◆ Excerpt provided:
WAKE FOREST UNIVERSITY is a unique learning environment; it is a place that aspires to become a discussion crossroads on contemporary and important national and international issues. Wake Forest is a distinctive university that combines a liberal arts core with graduate and professional schools and innovative research programs. The University embraces the teacher-scholar ideal, prizing personal interaction between students and faculty. It is a place where exceptional teaching, fundamental research, and discovery, and the engagement of faculty and students in the classroom and the laboratory are paramount.
These parts of our vision and mission stem from a long tradition of paideia which resulted in the modern-day version of liberal arts and educating people and attacking problems from multiple perspectives. The complexity of sustainability challenges demands this perspective and is best viewed as a set of complex, intractable problems that call for this interconnected, nexus, approach.

Element boundary records:

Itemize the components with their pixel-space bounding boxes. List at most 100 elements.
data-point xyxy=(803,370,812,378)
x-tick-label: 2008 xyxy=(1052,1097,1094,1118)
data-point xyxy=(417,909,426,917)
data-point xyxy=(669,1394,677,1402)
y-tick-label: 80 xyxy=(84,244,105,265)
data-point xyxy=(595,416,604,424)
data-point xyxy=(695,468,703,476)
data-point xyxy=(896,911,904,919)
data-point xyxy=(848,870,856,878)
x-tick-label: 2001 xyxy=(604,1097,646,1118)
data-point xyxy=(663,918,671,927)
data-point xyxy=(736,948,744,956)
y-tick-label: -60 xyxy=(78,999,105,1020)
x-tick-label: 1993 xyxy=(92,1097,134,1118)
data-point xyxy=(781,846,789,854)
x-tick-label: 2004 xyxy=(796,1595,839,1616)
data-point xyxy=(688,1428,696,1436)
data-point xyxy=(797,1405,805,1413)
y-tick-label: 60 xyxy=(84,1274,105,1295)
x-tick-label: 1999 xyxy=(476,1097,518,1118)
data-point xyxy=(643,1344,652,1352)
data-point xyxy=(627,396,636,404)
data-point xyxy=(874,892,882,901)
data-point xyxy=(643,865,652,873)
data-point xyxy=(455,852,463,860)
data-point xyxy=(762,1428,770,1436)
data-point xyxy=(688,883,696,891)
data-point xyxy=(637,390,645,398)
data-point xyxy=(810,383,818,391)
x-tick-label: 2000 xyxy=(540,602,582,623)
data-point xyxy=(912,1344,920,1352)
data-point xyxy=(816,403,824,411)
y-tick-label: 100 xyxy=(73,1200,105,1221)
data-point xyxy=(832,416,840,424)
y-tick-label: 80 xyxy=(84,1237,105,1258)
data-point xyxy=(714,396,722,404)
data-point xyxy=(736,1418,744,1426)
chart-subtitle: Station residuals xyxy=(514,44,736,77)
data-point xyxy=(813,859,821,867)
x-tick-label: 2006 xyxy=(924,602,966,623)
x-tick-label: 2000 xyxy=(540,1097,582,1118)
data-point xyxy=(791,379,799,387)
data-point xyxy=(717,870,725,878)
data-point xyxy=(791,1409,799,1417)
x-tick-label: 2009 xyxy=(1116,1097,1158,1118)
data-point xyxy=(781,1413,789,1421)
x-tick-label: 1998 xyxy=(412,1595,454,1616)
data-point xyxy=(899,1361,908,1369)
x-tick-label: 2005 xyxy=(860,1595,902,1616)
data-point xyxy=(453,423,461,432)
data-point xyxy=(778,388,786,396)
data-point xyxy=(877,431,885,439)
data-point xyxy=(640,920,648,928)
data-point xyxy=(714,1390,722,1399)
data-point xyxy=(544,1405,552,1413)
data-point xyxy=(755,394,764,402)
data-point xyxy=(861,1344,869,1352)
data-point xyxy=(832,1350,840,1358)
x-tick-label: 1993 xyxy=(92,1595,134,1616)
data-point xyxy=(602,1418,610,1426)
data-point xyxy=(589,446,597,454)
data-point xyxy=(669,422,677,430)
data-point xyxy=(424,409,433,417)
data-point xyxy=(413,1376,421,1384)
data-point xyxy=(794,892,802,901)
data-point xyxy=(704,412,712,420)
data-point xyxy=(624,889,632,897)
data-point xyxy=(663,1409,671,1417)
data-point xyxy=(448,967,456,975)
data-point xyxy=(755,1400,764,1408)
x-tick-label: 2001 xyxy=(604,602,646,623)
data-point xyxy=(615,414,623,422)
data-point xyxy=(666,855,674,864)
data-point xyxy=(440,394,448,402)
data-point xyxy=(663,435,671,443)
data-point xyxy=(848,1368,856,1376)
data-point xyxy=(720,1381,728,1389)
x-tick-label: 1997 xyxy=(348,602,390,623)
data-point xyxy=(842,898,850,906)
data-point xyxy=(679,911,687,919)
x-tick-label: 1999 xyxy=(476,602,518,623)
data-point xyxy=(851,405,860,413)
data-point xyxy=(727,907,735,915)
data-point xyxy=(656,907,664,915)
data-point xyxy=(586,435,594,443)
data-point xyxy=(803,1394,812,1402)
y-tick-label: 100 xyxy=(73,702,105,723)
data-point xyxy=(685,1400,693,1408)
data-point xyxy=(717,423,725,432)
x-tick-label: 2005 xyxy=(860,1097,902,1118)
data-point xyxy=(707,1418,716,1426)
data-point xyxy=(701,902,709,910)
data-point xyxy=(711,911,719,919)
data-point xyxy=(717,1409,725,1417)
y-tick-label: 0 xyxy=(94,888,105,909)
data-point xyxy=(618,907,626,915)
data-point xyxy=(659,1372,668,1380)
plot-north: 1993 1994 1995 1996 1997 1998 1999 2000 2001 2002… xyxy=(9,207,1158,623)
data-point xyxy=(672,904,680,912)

◆ Goal 1: List everything the passage about Wake Forest University names as paramount at the school.
◆ Goal 2: Copy out every line in the records that contains the word "residuals". Case counts.

◆ Finished answer 1:
- exceptional teaching
- fundamental research
- discovery
- the engagement of faculty and students in the classroom and the laboratory

◆ Finished answer 2:
chart-subtitle: Station residuals xyxy=(514,44,736,77)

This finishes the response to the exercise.